━━━ SUPPLIED RECORDS ━━━
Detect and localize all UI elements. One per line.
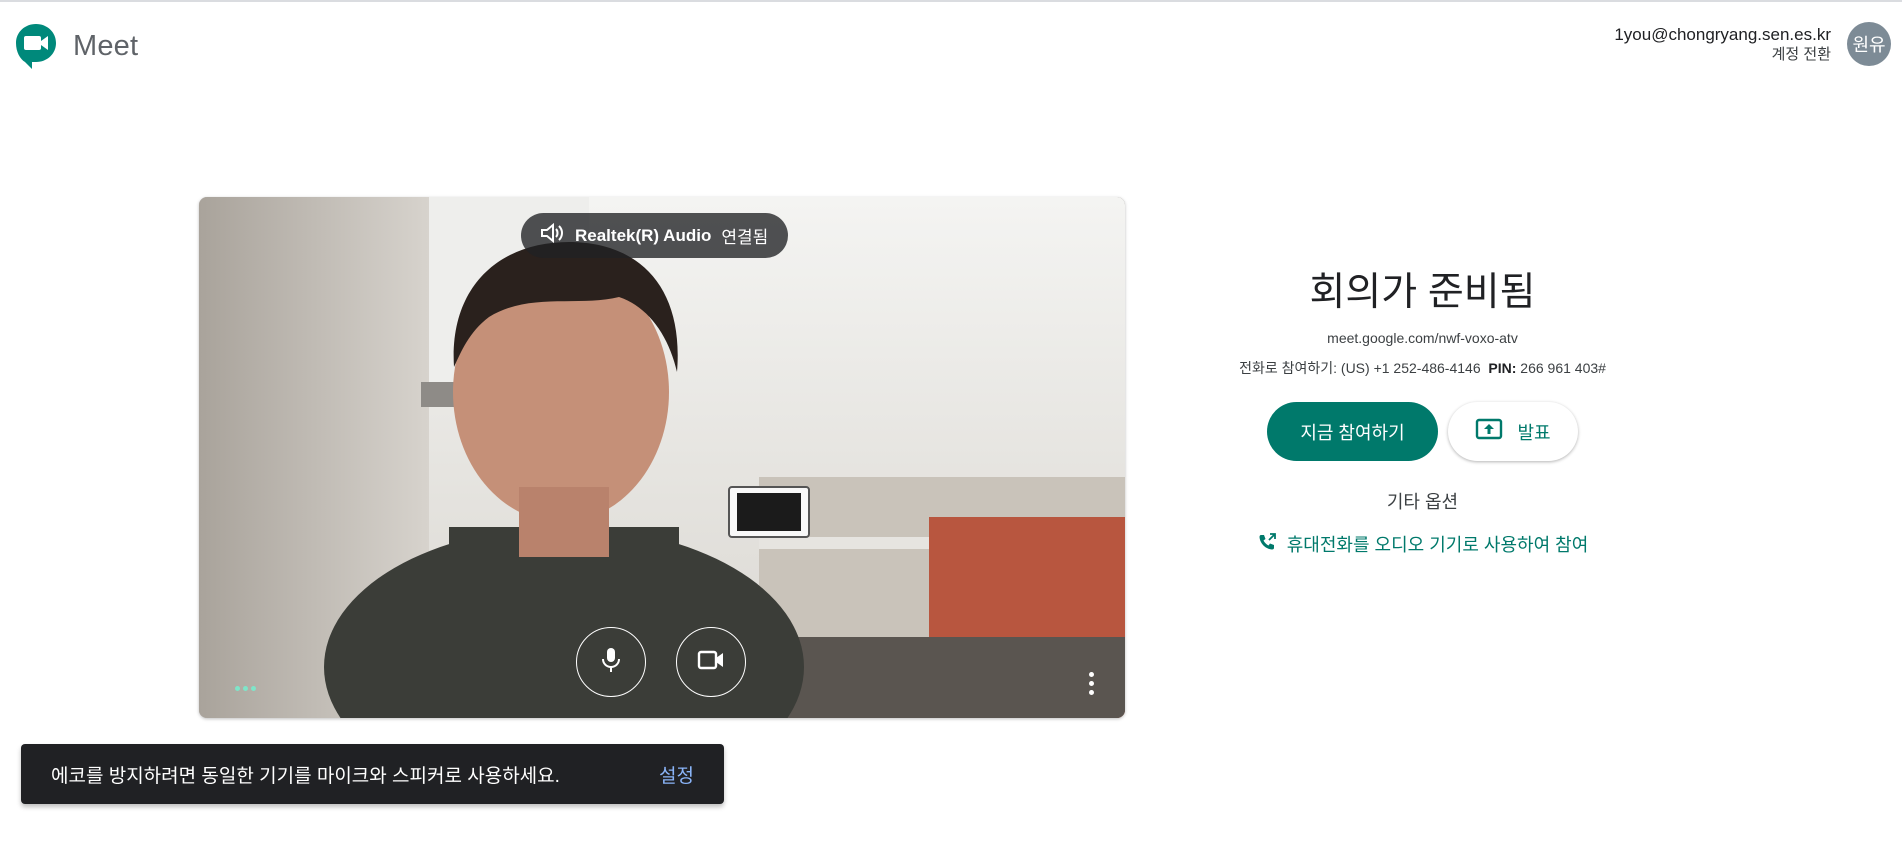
dial-in-number: (US) +1 252-486-4146: [1340, 360, 1481, 376]
echo-warning-snackbar: 에코를 방지하려면 동일한 기기를 마이크와 스피커로 사용하세요. 설정: [21, 744, 724, 804]
avatar[interactable]: 원유: [1847, 22, 1891, 66]
top-border: [0, 0, 1902, 2]
switch-account-link[interactable]: 계정 전환: [1614, 45, 1831, 65]
account-info: 1you@chongryang.sen.es.kr 계정 전환: [1614, 24, 1831, 65]
phone-audio-link[interactable]: 휴대전화를 오디오 기기로 사용하여 참여: [1180, 531, 1665, 557]
meeting-link: meet.google.com/nwf-voxo-atv: [1327, 330, 1518, 346]
audio-status: 연결됨: [721, 228, 769, 247]
audio-device-indicator[interactable]: Realtek(R) Audio 연결됨: [521, 213, 789, 258]
microphone-icon: [600, 646, 622, 679]
dial-in-label: 전화로 참여하기:: [1239, 360, 1338, 376]
present-button-label: 발표: [1517, 422, 1551, 443]
snackbar-settings-button[interactable]: 설정: [659, 761, 694, 788]
other-options-heading: 기타 옵션: [1386, 492, 1459, 512]
join-panel: 회의가 준비됨 meet.google.com/nwf-voxo-atv 전화로…: [1180, 270, 1665, 557]
app-name: Meet: [73, 29, 139, 62]
present-screen-icon: [1475, 418, 1503, 445]
meet-logo[interactable]: Meet: [14, 22, 138, 70]
speaker-icon: [539, 221, 565, 250]
camera-toggle-button[interactable]: [676, 627, 746, 697]
audio-device-name: Realtek(R) Audio: [575, 225, 712, 245]
camera-feed-image: [199, 197, 1125, 718]
dial-in-info: 전화로 참여하기: (US) +1 252-486-4146 PIN: 266 …: [1180, 358, 1665, 378]
more-vert-icon[interactable]: [1089, 672, 1094, 695]
meeting-ready-title: 회의가 준비됨: [1309, 271, 1536, 314]
pin-value: 266 961 403#: [1520, 360, 1606, 376]
pin-label: PIN:: [1488, 360, 1517, 376]
present-button[interactable]: 발표: [1448, 402, 1578, 461]
video-preview: Realtek(R) Audio 연결됨: [199, 197, 1125, 718]
snackbar-message: 에코를 방지하려면 동일한 기기를 마이크와 스피커로 사용하세요.: [51, 765, 560, 787]
microphone-toggle-button[interactable]: [576, 627, 646, 697]
account-email: 1you@chongryang.sen.es.kr: [1614, 25, 1831, 44]
phone-audio-label: 휴대전화를 오디오 기기로 사용하여 참여: [1286, 535, 1589, 555]
phone-forward-icon: [1257, 532, 1277, 557]
meet-logo-icon: [14, 22, 58, 70]
join-now-button[interactable]: 지금 참여하기: [1267, 402, 1438, 461]
audio-level-indicator: [235, 686, 256, 691]
video-camera-icon: [697, 649, 725, 676]
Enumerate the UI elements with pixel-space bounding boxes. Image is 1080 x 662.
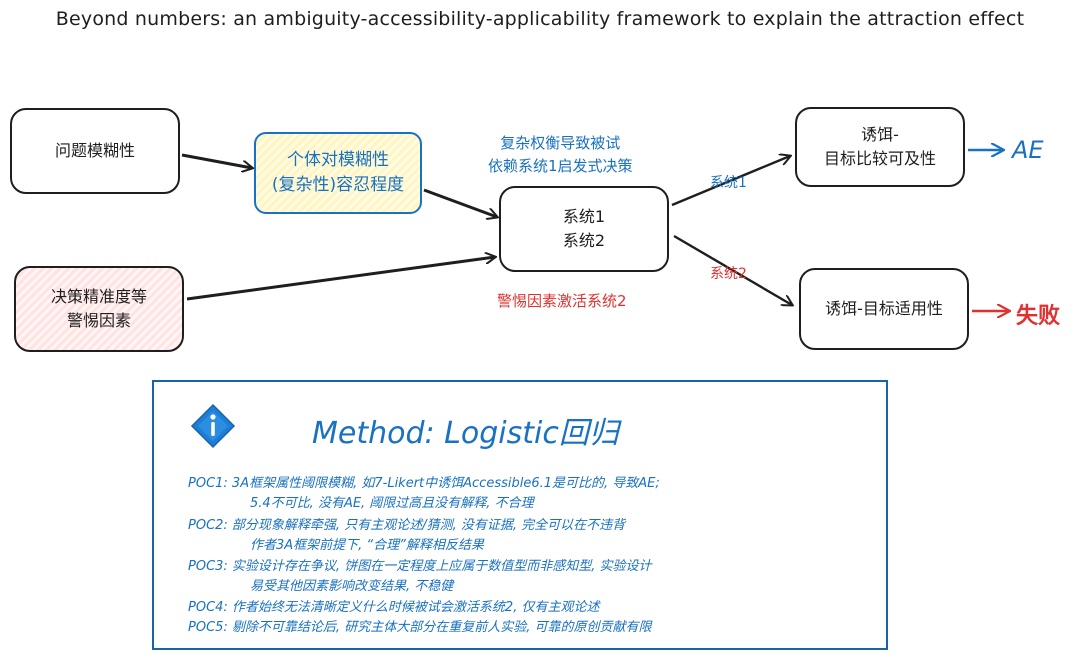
node-ambiguity-line: 问题模糊性 (54, 141, 135, 160)
node-systems-line-2: 系统2 (562, 231, 606, 250)
edge-label-system2: 系统2 (710, 266, 747, 282)
node-accessibility-line-1: 诱饵- (861, 125, 899, 144)
poc4-line-1: POC4: 作者始终无法清晰定义什么时候被试会激活系统2, 仅有主观论述 (188, 600, 600, 615)
node-vigilance-line-2: 警惕因素 (66, 311, 131, 330)
node-vigilance-line-1: 决策精准度等 (50, 287, 147, 306)
poc3-line-2: 易受其他因素影响改变结果, 不稳健 (250, 579, 454, 594)
poc2-line-1: POC2: 部分现象解释牵强, 只有主观论述/猜测, 没有证据, 完全可以在不违… (188, 518, 626, 533)
poc1-line-2: 5.4不可比, 没有AE, 阈限过高且没有解释, 不合理 (250, 496, 534, 511)
edge-vigilance-to-systems (186, 257, 495, 301)
node-vigilance: 决策精准度等 警惕因素 (14, 266, 184, 352)
edge-ambiguity-to-tolerance (181, 153, 252, 168)
node-tolerance-line-2: (复杂性)容忍程度 (271, 175, 405, 195)
node-tolerance-line-1: 个体对模糊性 (286, 149, 389, 170)
label-tradeoff: 复杂权衡导致被试 依赖系统1启发式决策 (488, 132, 633, 179)
node-accessibility-line-2: 目标比较可及性 (823, 149, 936, 168)
label-tradeoff-line-1: 复杂权衡导致被试 (500, 134, 621, 152)
edge-label-system1: 系统1 (710, 175, 747, 191)
poc2-line-2: 作者3A框架前提下, “合理”解释相反结果 (250, 538, 484, 553)
label-vigilance-activates: 警惕因素激活系统2 (497, 292, 627, 310)
poc1-line-1: POC1: 3A框架属性阈限模糊, 如7-Likert中诱饵Accessible… (188, 476, 660, 491)
poc3-line-1: POC3: 实验设计存在争议, 饼图在一定程度上应属于数值型而非感知型, 实验设… (188, 559, 652, 574)
edge-tolerance-to-systems (423, 188, 497, 217)
node-tolerance: 个体对模糊性 (复杂性)容忍程度 (254, 132, 422, 214)
node-systems: 系统1 系统2 (499, 186, 669, 272)
node-applicability-line: 诱饵-目标适用性 (825, 299, 943, 318)
node-systems-line-1: 系统1 (562, 207, 606, 226)
node-applicability: 诱饵-目标适用性 (799, 268, 969, 350)
method-title: Method: Logistic回归 (312, 416, 619, 451)
outcome-fail: 失败 (1016, 304, 1061, 329)
outcome-ae: AE (1012, 136, 1044, 164)
node-accessibility: 诱饵- 目标比较可及性 (795, 107, 965, 187)
label-tradeoff-line-2: 依赖系统1启发式决策 (488, 157, 633, 176)
node-ambiguity: 问题模糊性 (10, 108, 180, 194)
diagram-canvas: Beyond numbers: an ambiguity-accessibili… (0, 0, 1080, 662)
poc5-line-1: POC5: 剔除不可靠结论后, 研究主体大部分在重复前人实验, 可靠的原创贡献有… (188, 620, 652, 635)
info-icon (190, 403, 236, 449)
━━━
OBJECTIVE:
Count the lines in the entries above that contain the word "outcome" and reply with only that number.

COMPLETE OUTPUT:
2